--- EXERCISE MATERIALS ---

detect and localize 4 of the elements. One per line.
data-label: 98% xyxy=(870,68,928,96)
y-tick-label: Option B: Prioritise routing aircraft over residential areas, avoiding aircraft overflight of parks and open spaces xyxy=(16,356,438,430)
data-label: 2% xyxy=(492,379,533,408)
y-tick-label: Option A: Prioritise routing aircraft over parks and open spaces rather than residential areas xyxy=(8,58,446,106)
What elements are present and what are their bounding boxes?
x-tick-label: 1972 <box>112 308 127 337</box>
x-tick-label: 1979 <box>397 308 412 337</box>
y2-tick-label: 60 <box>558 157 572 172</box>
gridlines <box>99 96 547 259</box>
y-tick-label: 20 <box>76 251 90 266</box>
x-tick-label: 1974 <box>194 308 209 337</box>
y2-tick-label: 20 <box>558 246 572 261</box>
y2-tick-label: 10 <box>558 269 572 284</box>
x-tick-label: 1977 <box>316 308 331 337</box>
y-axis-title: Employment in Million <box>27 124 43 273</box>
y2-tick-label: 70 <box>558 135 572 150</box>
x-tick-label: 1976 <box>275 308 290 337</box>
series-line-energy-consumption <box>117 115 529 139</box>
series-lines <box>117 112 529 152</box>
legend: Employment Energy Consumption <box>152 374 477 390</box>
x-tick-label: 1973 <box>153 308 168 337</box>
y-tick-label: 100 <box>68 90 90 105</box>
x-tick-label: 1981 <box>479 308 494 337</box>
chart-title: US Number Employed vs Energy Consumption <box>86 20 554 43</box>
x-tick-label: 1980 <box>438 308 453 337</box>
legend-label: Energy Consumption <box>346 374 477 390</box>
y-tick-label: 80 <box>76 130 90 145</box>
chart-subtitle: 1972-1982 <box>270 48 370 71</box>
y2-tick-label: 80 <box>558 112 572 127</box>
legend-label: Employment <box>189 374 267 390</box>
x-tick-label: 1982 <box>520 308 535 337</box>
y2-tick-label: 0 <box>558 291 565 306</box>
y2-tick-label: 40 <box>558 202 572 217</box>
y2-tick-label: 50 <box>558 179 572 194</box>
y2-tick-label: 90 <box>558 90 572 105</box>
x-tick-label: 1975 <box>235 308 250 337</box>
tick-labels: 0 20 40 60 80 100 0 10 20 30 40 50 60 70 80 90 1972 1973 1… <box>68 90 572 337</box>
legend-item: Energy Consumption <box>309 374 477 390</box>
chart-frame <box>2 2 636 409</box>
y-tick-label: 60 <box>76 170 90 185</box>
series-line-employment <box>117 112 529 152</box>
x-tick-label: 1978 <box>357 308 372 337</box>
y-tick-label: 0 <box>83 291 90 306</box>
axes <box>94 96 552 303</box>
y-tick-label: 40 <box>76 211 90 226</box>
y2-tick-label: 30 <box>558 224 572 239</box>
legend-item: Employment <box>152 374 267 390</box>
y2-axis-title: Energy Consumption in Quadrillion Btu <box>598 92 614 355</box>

---

WORK INSTRUCTIONS:
Lay out the lines above as a JSON list of strings, with one string for each line and blank lines left out.

SOLUTION TO THIS TASK:
[
  "detect and localize 4 of the elements. One per line.",
  "data-label: 98% xyxy=(870,68,928,96)",
  "y-tick-label: Option B: Prioritise routing aircraft over residential areas, avoiding aircraft overflight of parks and open spaces xyxy=(16,356,438,430)",
  "data-label: 2% xyxy=(492,379,533,408)",
  "y-tick-label: Option A: Prioritise routing aircraft over parks and open spaces rather than residential areas xyxy=(8,58,446,106)",
  "What elements are present and what are their bounding boxes?",
  "x-tick-label: 1972 <box>112 308 127 337</box>",
  "x-tick-label: 1979 <box>397 308 412 337</box>",
  "y2-tick-label: 60 <box>558 157 572 172</box>",
  "gridlines <box>99 96 547 259</box>",
  "y-tick-label: 20 <box>76 251 90 266</box>",
  "x-tick-label: 1974 <box>194 308 209 337</box>",
  "y2-tick-label: 20 <box>558 246 572 261</box>",
  "y2-tick-label: 10 <box>558 269 572 284</box>",
  "x-tick-label: 1977 <box>316 308 331 337</box>",
  "y-axis-title: Employment in Million <box>27 124 43 273</box>",
  "y2-tick-label: 70 <box>558 135 572 150</box>",
  "x-tick-label: 1976 <box>275 308 290 337</box>",
  "series-line-energy-consumption <box>117 115 529 139</box>",
  "series-lines <box>117 112 529 152</box>",
  "legend: Employment Energy Consumption <box>152 374 477 390</box>",
  "x-tick-label: 1973 <box>153 308 168 337</box>",
  "y-tick-label: 100 <box>68 90 90 105</box>",
  "x-tick-label: 1981 <box>479 308 494 337</box>",
  "chart-title: US Number Employed vs Energy Consumption <box>86 20 554 43</box>",
  "x-tick-label: 1980 <box>438 308 453 337</box>",
  "legend-label: Energy Consumption <box>346 374 477 390</box>",
  "y-tick-label: 80 <box>76 130 90 145</box>",
  "chart-subtitle: 1972-1982 <box>270 48 370 71</box>",
  "y2-tick-label: 80 <box>558 112 572 127</box>",
  "legend-label: Employment <box>189 374 267 390</box>",
  "x-tick-label: 1982 <box>520 308 535 337</box>",
  "y2-tick-label: 0 <box>558 291 565 306</box>",
  "y2-tick-label: 40 <box>558 202 572 217</box>",
  "y2-tick-label: 50 <box>558 179 572 194</box>",
  "y2-tick-label: 90 <box>558 90 572 105</box>",
  "x-tick-label: 1975 <box>235 308 250 337</box>",
  "tick-labels: 0 20 40 60 80 100 0 10 20 30 40 50 60 70 80 90 1972 1973 1… <box>68 90 572 337</box>",
  "legend-item: Energy Consumption <box>309 374 477 390</box>",
  "chart-frame <box>2 2 636 409</box>",
  "y-tick-label: 60 <box>76 170 90 185</box>",
  "series-line-employment <box>117 112 529 152</box>",
  "x-tick-label: 1978 <box>357 308 372 337</box>",
  "y-tick-label: 0 <box>83 291 90 306</box>",
  "axes <box>94 96 552 303</box>",
  "y-tick-label: 40 <box>76 211 90 226</box>",
  "y2-tick-label: 30 <box>558 224 572 239</box>",
  "legend-item: Employment <box>152 374 267 390</box>",
  "y2-axis-title: Energy Consumption in Quadrillion Btu <box>598 92 614 355</box>"
]